● Exercise instructions: An exact reproduction of the records is required, with all images left out.

** begin Data shown **

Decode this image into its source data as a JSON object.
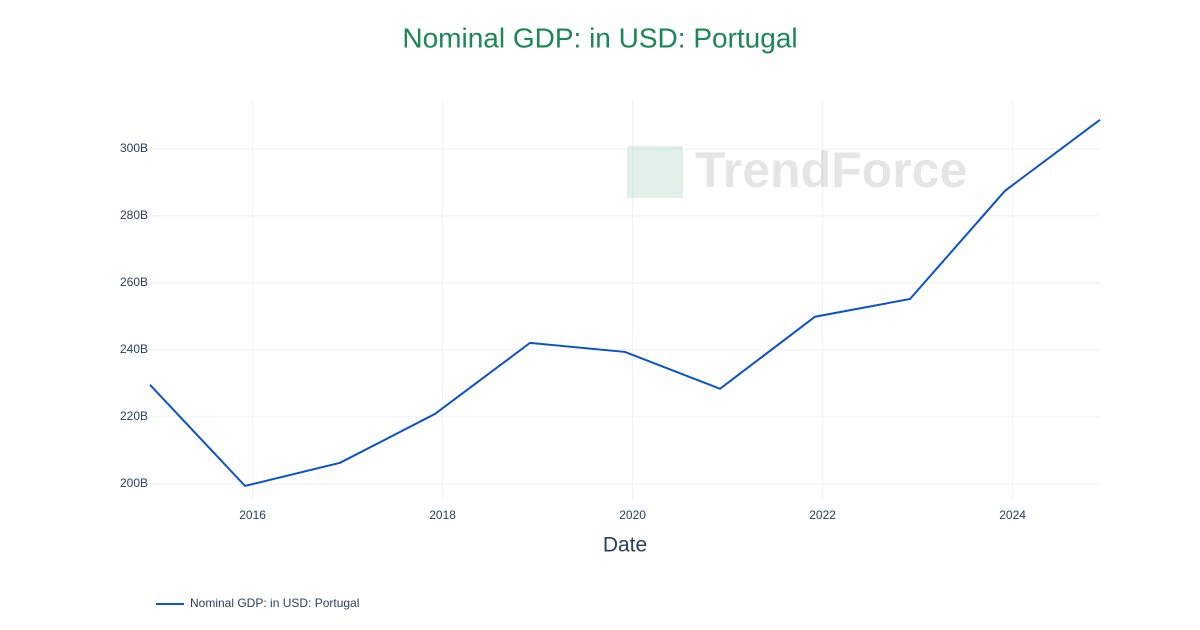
{
  "chart_data": {
    "type": "line",
    "title": "Nominal GDP: in USD: Portugal",
    "x_label": "Date",
    "watermark": "TrendForce",
    "x": [
      2014.92,
      2015.92,
      2016.92,
      2017.92,
      2018.92,
      2019.92,
      2020.92,
      2021.92,
      2022.92,
      2023.92,
      2024.92
    ],
    "series": [
      {
        "name": "Nominal GDP: in USD: Portugal",
        "color": "#0a52c8",
        "values": [
          229.6,
          199.4,
          206.3,
          220.9,
          242.1,
          239.4,
          228.4,
          249.9,
          255.2,
          287.5,
          308.7
        ]
      }
    ],
    "xlim": [
      2014.92,
      2024.92
    ],
    "xticks": [
      2016,
      2018,
      2020,
      2022,
      2024
    ],
    "ylim": [
      195.2,
      314.6
    ],
    "yticks": [
      {
        "value": 200,
        "label": "200B"
      },
      {
        "value": 220,
        "label": "220B"
      },
      {
        "value": 240,
        "label": "240B"
      },
      {
        "value": 260,
        "label": "260B"
      },
      {
        "value": 280,
        "label": "280B"
      },
      {
        "value": 300,
        "label": "300B"
      }
    ],
    "grid": true
  }
}
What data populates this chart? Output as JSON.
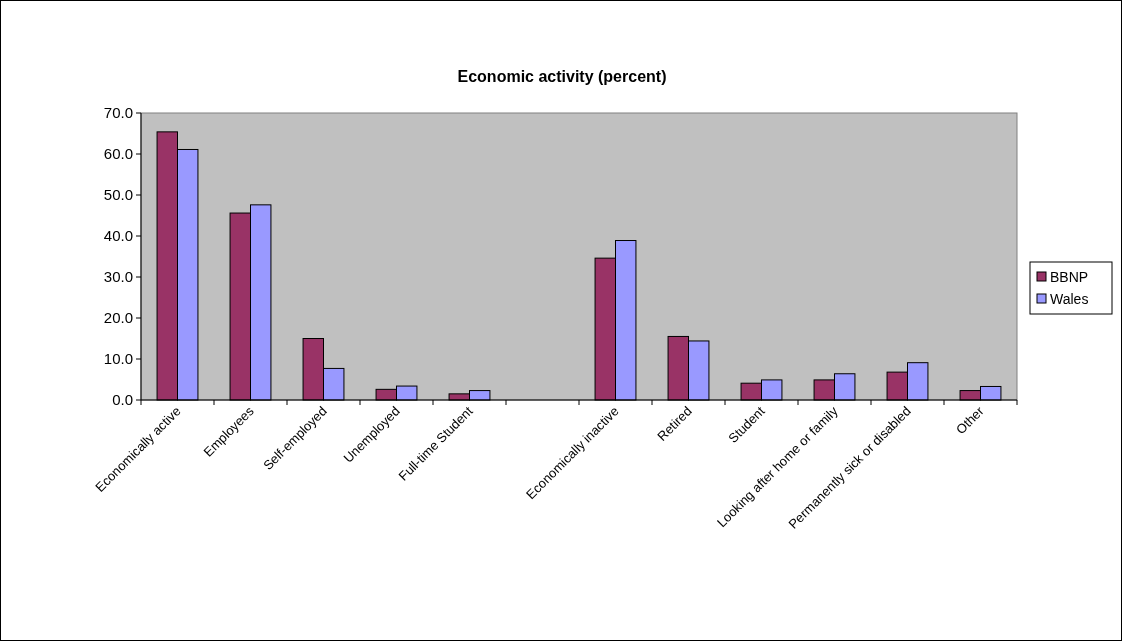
{
  "chart_data": {
    "type": "bar",
    "title": "Economic activity (percent)",
    "categories": [
      "Economically active",
      "Employees",
      "Self-employed",
      "Unemployed",
      "Full-time Student",
      null,
      "Economically inactive",
      "Retired",
      "Student",
      "Looking after home or family",
      "Permanently sick or disabled",
      "Other"
    ],
    "series": [
      {
        "name": "BBNP",
        "color": "#993366",
        "values": [
          65.4,
          45.6,
          15.0,
          2.6,
          1.5,
          null,
          34.6,
          15.5,
          4.1,
          4.9,
          6.8,
          2.3
        ]
      },
      {
        "name": "Wales",
        "color": "#9999ff",
        "values": [
          61.1,
          47.6,
          7.7,
          3.4,
          2.3,
          null,
          38.9,
          14.4,
          4.9,
          6.4,
          9.1,
          3.3
        ]
      }
    ],
    "ylim": [
      0,
      70
    ],
    "yticks": [
      {
        "value": 0,
        "label": "0.0"
      },
      {
        "value": 10,
        "label": "10.0"
      },
      {
        "value": 20,
        "label": "20.0"
      },
      {
        "value": 30,
        "label": "30.0"
      },
      {
        "value": 40,
        "label": "40.0"
      },
      {
        "value": 50,
        "label": "50.0"
      },
      {
        "value": 60,
        "label": "60.0"
      },
      {
        "value": 70,
        "label": "70.0"
      }
    ],
    "grid": false,
    "legend": "right"
  }
}
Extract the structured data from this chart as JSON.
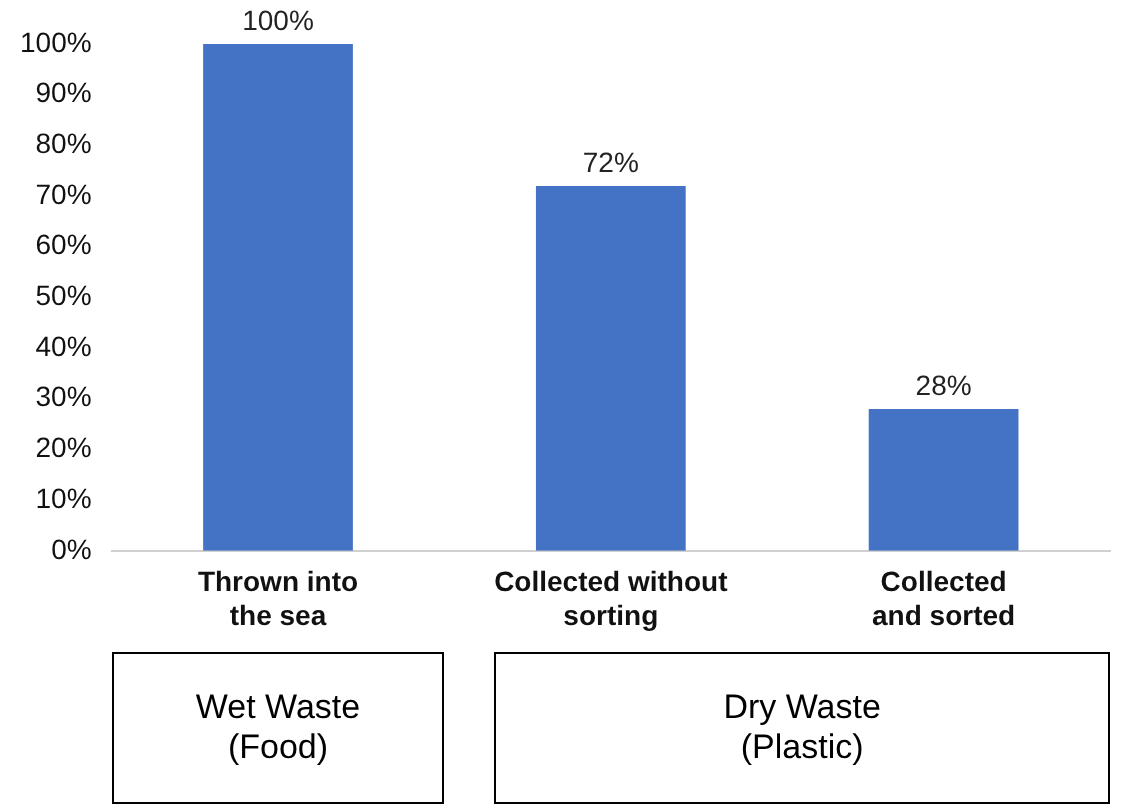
{
  "chart_data": {
    "type": "bar",
    "categories": [
      "Thrown into\nthe sea",
      "Collected without\nsorting",
      "Collected\nand sorted"
    ],
    "values": [
      100,
      72,
      28
    ],
    "color": "#4472c4",
    "value_labels": [
      "100%",
      "72%",
      "28%"
    ],
    "ylim": [
      0,
      100
    ],
    "yticks": [
      {
        "value": 0,
        "label": "0%"
      },
      {
        "value": 10,
        "label": "10%"
      },
      {
        "value": 20,
        "label": "20%"
      },
      {
        "value": 30,
        "label": "30%"
      },
      {
        "value": 40,
        "label": "40%"
      },
      {
        "value": 50,
        "label": "50%"
      },
      {
        "value": 60,
        "label": "60%"
      },
      {
        "value": 70,
        "label": "70%"
      },
      {
        "value": 80,
        "label": "80%"
      },
      {
        "value": 90,
        "label": "90%"
      },
      {
        "value": 100,
        "label": "100%"
      }
    ],
    "grid": false,
    "legend": false,
    "annotations": [
      "Wet Waste\n(Food)",
      "Dry Waste\n(Plastic)"
    ]
  }
}
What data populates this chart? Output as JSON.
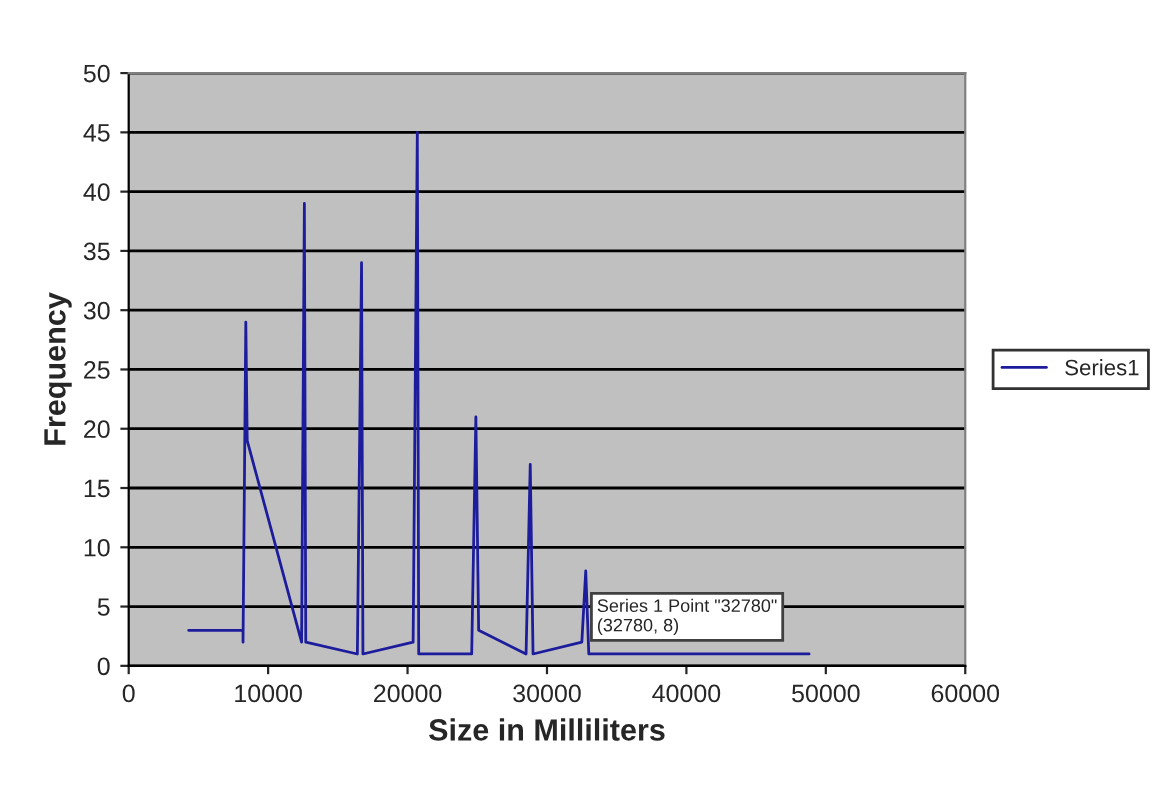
{
  "chart_data": {
    "type": "line",
    "xlabel": "Size in Milliliters",
    "ylabel": "Frequency",
    "xlim": [
      0,
      60000
    ],
    "xticks": [
      0,
      10000,
      20000,
      30000,
      40000,
      50000,
      60000
    ],
    "ylim": [
      0,
      50
    ],
    "yticks": [
      0,
      5,
      10,
      15,
      20,
      25,
      30,
      35,
      40,
      45,
      50
    ],
    "grid": "y",
    "legend": "right",
    "series": [
      {
        "name": "Series1",
        "color": "#1c1c9c",
        "x": [
          4300,
          8200,
          8200,
          8400,
          8500,
          12400,
          12600,
          12700,
          16400,
          16700,
          16800,
          20400,
          20700,
          20800,
          24600,
          24900,
          25100,
          28500,
          28800,
          29000,
          32500,
          32780,
          33000,
          48800
        ],
        "values": [
          3,
          3,
          2,
          29,
          19,
          2,
          39,
          2,
          1,
          34,
          1,
          2,
          45,
          1,
          1,
          21,
          3,
          1,
          17,
          1,
          2,
          8,
          1,
          1
        ]
      }
    ],
    "annotations": [
      {
        "text": "Series 1 Point \"32780\"\n(32780, 8)",
        "x": 32780,
        "y": 8
      }
    ]
  }
}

** end Data shown **

● Output for this exercise:
Decode this image into its source data as a JSON object.
{
  "chart_data": {
    "type": "line",
    "title": "Nominal GDP: in USD: Portugal",
    "x_label": "Date",
    "watermark": "TrendForce",
    "x": [
      2014.92,
      2015.92,
      2016.92,
      2017.92,
      2018.92,
      2019.92,
      2020.92,
      2021.92,
      2022.92,
      2023.92,
      2024.92
    ],
    "series": [
      {
        "name": "Nominal GDP: in USD: Portugal",
        "color": "#0a52c8",
        "values": [
          229.6,
          199.4,
          206.3,
          220.9,
          242.1,
          239.4,
          228.4,
          249.9,
          255.2,
          287.5,
          308.7
        ]
      }
    ],
    "xlim": [
      2014.92,
      2024.92
    ],
    "xticks": [
      2016,
      2018,
      2020,
      2022,
      2024
    ],
    "ylim": [
      195.2,
      314.6
    ],
    "yticks": [
      {
        "value": 200,
        "label": "200B"
      },
      {
        "value": 220,
        "label": "220B"
      },
      {
        "value": 240,
        "label": "240B"
      },
      {
        "value": 260,
        "label": "260B"
      },
      {
        "value": 280,
        "label": "280B"
      },
      {
        "value": 300,
        "label": "300B"
      }
    ],
    "grid": true
  }
}
What data populates this chart? Output as JSON.
{
  "chart_data": {
    "type": "bar",
    "title": "Economic activity (percent)",
    "categories": [
      "Economically active",
      "Employees",
      "Self-employed",
      "Unemployed",
      "Full-time Student",
      null,
      "Economically inactive",
      "Retired",
      "Student",
      "Looking after home or family",
      "Permanently sick or disabled",
      "Other"
    ],
    "series": [
      {
        "name": "BBNP",
        "color": "#993366",
        "values": [
          65.4,
          45.6,
          15.0,
          2.6,
          1.5,
          null,
          34.6,
          15.5,
          4.1,
          4.9,
          6.8,
          2.3
        ]
      },
      {
        "name": "Wales",
        "color": "#9999ff",
        "values": [
          61.1,
          47.6,
          7.7,
          3.4,
          2.3,
          null,
          38.9,
          14.4,
          4.9,
          6.4,
          9.1,
          3.3
        ]
      }
    ],
    "ylim": [
      0,
      70
    ],
    "yticks": [
      {
        "value": 0,
        "label": "0.0"
      },
      {
        "value": 10,
        "label": "10.0"
      },
      {
        "value": 20,
        "label": "20.0"
      },
      {
        "value": 30,
        "label": "30.0"
      },
      {
        "value": 40,
        "label": "40.0"
      },
      {
        "value": 50,
        "label": "50.0"
      },
      {
        "value": 60,
        "label": "60.0"
      },
      {
        "value": 70,
        "label": "70.0"
      }
    ],
    "grid": false,
    "legend": "right"
  }
}
Extract the structured data from this chart as JSON.
{
  "chart_data": {
    "type": "bar",
    "categories": [
      "Thrown into\nthe sea",
      "Collected without\nsorting",
      "Collected\nand sorted"
    ],
    "values": [
      100,
      72,
      28
    ],
    "color": "#4472c4",
    "value_labels": [
      "100%",
      "72%",
      "28%"
    ],
    "ylim": [
      0,
      100
    ],
    "yticks": [
      {
        "value": 0,
        "label": "0%"
      },
      {
        "value": 10,
        "label": "10%"
      },
      {
        "value": 20,
        "label": "20%"
      },
      {
        "value": 30,
        "label": "30%"
      },
      {
        "value": 40,
        "label": "40%"
      },
      {
        "value": 50,
        "label": "50%"
      },
      {
        "value": 60,
        "label": "60%"
      },
      {
        "value": 70,
        "label": "70%"
      },
      {
        "value": 80,
        "label": "80%"
      },
      {
        "value": 90,
        "label": "90%"
      },
      {
        "value": 100,
        "label": "100%"
      }
    ],
    "grid": false,
    "legend": false,
    "annotations": [
      "Wet Waste\n(Food)",
      "Dry Waste\n(Plastic)"
    ]
  }
}
What data populates this chart? Output as JSON.
{
  "chart_data": {
    "type": "line",
    "xlabel": "Size in Milliliters",
    "ylabel": "Frequency",
    "xlim": [
      0,
      60000
    ],
    "xticks": [
      0,
      10000,
      20000,
      30000,
      40000,
      50000,
      60000
    ],
    "ylim": [
      0,
      50
    ],
    "yticks": [
      0,
      5,
      10,
      15,
      20,
      25,
      30,
      35,
      40,
      45,
      50
    ],
    "grid": "y",
    "legend": "right",
    "series": [
      {
        "name": "Series1",
        "color": "#1c1c9c",
        "x": [
          4300,
          8200,
          8200,
          8400,
          8500,
          12400,
          12600,
          12700,
          16400,
          16700,
          16800,
          20400,
          20700,
          20800,
          24600,
          24900,
          25100,
          28500,
          28800,
          29000,
          32500,
          32780,
          33000,
          48800
        ],
        "values": [
          3,
          3,
          2,
          29,
          19,
          2,
          39,
          2,
          1,
          34,
          1,
          2,
          45,
          1,
          1,
          21,
          3,
          1,
          17,
          1,
          2,
          8,
          1,
          1
        ]
      }
    ],
    "annotations": [
      {
        "text": "Series 1 Point \"32780\"\n(32780, 8)",
        "x": 32780,
        "y": 8
      }
    ]
  }
}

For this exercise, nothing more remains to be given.